__WRITTEN INSTRUCTION__
Each line in the entries below that holds the string "ABCD" is to be listed.

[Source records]
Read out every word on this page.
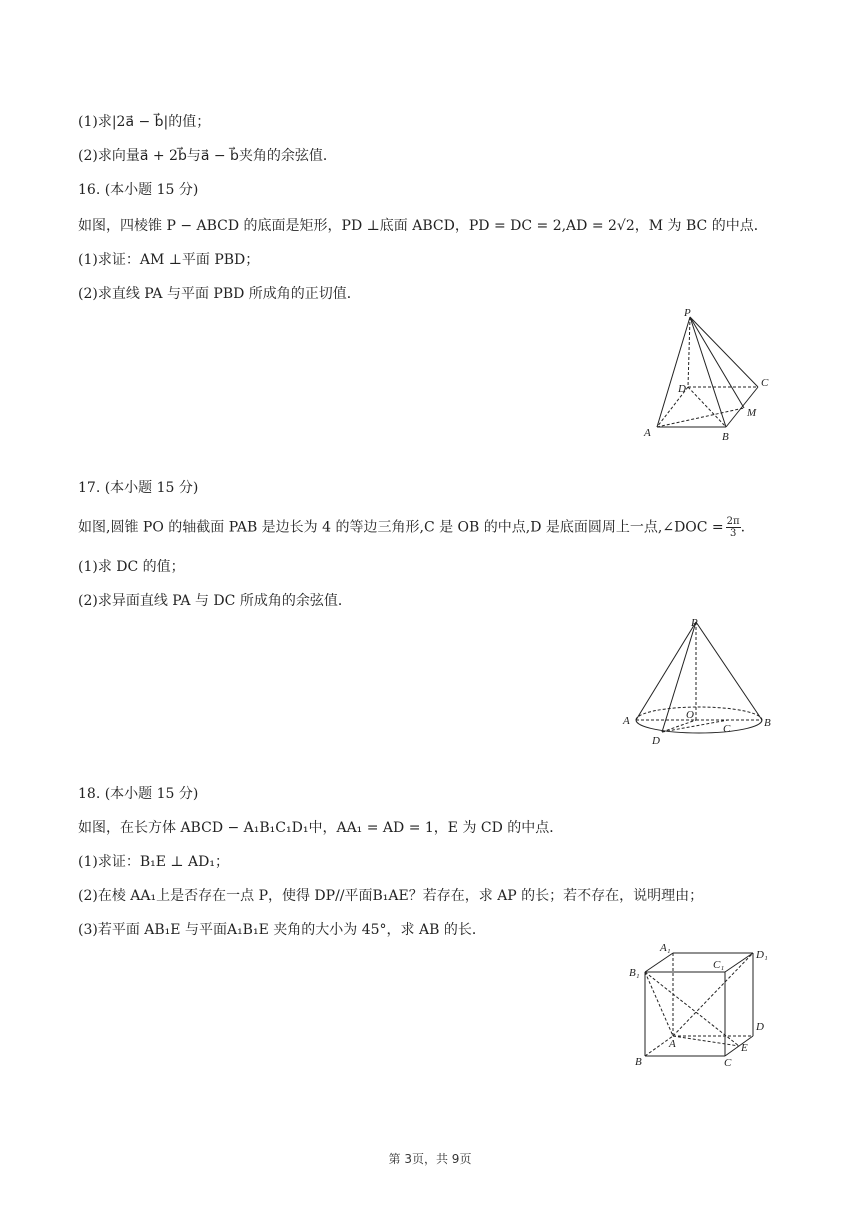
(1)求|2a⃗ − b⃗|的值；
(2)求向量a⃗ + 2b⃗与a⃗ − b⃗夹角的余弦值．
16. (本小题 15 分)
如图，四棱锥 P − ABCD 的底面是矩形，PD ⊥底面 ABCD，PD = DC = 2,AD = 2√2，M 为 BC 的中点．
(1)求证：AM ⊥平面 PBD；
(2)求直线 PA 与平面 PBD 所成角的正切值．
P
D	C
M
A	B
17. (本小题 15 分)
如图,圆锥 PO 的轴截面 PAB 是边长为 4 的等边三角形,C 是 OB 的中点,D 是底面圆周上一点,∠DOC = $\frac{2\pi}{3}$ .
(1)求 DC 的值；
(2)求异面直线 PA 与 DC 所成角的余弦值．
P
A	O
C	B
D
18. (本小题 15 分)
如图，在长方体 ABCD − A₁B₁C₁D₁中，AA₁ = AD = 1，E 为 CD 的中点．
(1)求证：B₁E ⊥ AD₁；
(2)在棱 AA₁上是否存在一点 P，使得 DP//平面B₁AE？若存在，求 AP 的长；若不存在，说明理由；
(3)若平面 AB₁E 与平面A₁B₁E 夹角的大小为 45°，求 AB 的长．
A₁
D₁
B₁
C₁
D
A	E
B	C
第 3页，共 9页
---
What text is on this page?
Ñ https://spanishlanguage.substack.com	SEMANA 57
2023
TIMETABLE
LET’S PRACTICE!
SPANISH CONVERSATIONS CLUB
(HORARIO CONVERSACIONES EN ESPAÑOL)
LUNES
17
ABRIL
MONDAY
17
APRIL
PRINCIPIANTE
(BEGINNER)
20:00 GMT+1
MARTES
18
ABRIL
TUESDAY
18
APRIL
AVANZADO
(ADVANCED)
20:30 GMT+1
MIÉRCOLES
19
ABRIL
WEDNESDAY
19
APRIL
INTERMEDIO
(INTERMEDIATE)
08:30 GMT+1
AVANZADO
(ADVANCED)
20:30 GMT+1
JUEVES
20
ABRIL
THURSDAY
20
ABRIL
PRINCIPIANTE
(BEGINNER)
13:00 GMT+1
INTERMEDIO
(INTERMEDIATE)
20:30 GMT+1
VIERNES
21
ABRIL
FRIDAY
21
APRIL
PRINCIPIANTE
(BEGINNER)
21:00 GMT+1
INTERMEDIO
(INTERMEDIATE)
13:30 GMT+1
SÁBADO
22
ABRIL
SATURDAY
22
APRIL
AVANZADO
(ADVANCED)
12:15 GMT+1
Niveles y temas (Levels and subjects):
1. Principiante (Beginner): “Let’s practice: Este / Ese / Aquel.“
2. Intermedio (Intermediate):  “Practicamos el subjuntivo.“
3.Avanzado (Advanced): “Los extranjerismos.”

__OUTPUT FOR THIS EXERCISE__
如图，四棱锥 P − ABCD 的底面是矩形，PD ⊥底面 ABCD，PD = DC = 2,AD = 2√2，M 为 BC 的中点．
如图，在长方体 ABCD − A₁B₁C₁D₁中，AA₁ = AD = 1，E 为 CD 的中点．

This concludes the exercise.